Track down each line that has the word "Amsterdam" and copy it.

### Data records
** begin **
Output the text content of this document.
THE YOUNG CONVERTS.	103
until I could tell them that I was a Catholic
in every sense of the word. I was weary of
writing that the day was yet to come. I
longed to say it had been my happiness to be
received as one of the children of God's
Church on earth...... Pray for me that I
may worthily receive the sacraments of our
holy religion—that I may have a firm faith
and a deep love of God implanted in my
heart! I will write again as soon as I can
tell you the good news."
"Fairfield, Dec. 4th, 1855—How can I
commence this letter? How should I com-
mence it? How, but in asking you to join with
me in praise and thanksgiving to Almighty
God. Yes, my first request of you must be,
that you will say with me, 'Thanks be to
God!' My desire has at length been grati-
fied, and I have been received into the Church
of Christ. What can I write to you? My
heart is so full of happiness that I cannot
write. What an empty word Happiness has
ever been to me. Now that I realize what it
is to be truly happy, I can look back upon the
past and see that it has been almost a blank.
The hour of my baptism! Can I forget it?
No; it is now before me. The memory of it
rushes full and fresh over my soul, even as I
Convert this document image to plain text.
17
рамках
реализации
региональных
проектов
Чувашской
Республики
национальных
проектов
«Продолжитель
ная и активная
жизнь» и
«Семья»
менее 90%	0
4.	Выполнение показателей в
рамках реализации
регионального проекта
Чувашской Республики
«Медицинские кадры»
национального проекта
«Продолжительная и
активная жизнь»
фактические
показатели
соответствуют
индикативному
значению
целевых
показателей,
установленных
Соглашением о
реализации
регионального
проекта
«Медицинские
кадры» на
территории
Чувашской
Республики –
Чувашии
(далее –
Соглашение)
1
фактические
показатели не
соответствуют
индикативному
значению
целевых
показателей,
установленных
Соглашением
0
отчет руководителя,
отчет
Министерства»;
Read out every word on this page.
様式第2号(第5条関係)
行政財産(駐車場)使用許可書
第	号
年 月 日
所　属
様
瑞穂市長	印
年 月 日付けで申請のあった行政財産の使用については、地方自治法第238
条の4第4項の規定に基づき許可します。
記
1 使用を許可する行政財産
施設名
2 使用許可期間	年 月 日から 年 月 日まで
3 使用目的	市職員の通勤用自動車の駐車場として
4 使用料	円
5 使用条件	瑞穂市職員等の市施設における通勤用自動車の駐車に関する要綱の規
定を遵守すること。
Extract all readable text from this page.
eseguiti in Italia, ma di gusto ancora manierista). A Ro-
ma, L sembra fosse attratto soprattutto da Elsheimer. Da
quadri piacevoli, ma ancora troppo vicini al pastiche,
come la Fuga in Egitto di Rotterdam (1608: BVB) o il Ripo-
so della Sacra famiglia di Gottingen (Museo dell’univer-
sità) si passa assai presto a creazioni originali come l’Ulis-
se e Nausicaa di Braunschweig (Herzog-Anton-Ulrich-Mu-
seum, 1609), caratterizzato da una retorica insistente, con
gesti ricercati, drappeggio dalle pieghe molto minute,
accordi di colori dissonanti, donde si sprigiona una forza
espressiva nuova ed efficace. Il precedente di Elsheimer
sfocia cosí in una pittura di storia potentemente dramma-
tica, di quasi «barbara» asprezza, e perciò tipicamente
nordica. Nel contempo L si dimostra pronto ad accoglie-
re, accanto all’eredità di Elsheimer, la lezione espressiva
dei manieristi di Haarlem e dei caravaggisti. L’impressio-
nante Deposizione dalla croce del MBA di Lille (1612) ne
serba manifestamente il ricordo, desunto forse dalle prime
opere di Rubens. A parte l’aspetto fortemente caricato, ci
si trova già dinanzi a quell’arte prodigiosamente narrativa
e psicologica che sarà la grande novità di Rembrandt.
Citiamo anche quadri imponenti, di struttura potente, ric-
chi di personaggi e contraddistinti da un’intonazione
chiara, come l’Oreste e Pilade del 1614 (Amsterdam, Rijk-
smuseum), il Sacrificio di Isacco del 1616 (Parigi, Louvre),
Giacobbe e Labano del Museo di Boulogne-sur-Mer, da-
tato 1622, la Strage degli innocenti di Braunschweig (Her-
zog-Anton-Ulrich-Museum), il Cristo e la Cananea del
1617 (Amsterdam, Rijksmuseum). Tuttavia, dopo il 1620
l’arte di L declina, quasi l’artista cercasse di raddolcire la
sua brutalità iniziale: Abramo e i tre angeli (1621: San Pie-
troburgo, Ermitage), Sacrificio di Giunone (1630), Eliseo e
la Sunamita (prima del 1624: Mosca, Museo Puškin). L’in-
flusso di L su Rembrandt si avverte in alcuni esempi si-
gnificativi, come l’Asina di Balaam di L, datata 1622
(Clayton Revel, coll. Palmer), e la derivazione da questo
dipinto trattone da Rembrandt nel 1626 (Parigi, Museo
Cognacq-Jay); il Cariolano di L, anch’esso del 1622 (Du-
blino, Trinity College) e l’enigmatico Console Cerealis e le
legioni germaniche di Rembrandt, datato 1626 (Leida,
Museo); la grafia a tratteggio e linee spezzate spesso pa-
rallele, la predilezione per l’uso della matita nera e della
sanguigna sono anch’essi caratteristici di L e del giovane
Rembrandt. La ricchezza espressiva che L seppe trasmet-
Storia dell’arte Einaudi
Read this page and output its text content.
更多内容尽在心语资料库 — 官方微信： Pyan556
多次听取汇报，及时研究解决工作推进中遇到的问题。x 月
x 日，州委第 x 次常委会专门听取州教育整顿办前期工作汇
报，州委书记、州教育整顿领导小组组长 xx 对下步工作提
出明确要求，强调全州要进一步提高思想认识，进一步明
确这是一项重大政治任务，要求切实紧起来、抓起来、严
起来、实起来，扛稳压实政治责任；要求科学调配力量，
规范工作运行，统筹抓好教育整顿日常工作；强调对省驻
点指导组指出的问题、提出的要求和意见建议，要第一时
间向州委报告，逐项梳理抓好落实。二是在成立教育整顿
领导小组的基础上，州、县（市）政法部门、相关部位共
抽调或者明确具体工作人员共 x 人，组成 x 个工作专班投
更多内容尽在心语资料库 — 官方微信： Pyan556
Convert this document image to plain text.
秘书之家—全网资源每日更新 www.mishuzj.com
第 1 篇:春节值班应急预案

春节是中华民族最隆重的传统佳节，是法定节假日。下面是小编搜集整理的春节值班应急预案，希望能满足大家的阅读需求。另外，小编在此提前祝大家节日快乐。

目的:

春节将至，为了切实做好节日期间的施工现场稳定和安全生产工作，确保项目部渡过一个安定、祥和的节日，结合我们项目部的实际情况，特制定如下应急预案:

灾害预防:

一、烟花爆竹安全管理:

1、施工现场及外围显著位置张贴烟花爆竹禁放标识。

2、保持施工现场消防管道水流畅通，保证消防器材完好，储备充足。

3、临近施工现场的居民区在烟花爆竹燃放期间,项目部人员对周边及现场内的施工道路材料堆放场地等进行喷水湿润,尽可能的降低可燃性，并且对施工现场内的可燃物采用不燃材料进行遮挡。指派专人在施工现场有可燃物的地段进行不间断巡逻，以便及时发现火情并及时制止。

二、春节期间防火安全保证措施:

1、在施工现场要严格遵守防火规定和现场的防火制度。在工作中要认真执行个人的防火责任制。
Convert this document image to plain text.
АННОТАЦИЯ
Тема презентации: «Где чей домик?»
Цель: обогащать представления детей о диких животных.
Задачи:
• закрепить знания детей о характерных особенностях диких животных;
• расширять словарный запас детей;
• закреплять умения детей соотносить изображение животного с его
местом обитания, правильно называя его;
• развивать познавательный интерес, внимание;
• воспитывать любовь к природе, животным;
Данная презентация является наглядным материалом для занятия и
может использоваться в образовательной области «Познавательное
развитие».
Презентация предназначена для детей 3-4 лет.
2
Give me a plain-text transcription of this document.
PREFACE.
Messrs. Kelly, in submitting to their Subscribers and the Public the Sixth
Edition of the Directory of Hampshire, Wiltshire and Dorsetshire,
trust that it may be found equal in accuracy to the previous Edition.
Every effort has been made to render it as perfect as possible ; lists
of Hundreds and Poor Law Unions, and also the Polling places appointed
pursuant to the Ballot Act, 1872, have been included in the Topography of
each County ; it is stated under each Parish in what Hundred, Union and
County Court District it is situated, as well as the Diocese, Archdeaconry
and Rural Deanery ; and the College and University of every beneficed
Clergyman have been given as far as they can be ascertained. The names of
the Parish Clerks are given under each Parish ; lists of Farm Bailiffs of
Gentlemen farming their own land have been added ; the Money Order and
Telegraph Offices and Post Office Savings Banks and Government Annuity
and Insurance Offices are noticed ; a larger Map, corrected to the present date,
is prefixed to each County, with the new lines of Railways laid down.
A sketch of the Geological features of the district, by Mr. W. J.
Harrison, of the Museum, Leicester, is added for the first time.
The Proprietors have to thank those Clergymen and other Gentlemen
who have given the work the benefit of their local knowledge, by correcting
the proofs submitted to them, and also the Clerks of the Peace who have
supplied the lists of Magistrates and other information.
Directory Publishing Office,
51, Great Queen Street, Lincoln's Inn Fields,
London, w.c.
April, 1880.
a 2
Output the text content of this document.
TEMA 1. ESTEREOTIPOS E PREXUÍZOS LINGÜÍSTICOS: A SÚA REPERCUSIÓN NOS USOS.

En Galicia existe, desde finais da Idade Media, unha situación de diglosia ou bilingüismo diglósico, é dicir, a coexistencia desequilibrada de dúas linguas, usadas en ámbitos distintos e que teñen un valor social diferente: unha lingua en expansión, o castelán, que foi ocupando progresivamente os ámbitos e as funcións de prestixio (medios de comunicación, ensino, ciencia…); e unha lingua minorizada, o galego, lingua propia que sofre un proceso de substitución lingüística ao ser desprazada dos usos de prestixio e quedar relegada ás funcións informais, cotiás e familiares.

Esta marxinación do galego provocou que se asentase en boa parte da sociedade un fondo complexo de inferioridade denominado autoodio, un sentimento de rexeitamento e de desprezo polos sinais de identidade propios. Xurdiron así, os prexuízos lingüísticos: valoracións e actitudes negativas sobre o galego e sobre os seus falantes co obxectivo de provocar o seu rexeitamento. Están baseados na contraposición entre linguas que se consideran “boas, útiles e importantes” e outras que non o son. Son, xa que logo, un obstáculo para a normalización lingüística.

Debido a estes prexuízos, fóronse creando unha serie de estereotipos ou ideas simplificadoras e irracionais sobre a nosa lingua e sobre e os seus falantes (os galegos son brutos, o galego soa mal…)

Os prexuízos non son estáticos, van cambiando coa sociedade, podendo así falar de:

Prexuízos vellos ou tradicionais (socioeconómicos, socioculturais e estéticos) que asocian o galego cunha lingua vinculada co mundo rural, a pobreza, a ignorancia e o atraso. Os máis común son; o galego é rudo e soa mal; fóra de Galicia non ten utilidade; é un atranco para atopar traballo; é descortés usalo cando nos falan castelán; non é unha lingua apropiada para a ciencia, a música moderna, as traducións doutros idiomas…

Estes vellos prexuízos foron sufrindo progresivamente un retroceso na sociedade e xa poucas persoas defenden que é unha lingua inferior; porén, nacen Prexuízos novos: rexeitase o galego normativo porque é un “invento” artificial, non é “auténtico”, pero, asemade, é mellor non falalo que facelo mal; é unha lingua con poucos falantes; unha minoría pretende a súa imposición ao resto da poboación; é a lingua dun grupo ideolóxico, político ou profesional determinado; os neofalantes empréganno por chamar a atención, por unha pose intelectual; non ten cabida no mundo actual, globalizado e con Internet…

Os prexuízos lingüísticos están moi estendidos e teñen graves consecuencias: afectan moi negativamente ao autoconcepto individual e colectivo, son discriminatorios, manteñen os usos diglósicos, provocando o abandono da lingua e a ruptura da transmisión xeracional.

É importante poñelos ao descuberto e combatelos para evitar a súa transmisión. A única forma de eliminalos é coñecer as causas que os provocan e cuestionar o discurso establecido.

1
** end **
### Response below
chiara, come l’Oreste e Pilade del 1614 (Amsterdam, Rijk-
1617 (Amsterdam, Rijksmuseum). Tuttavia, dopo il 1620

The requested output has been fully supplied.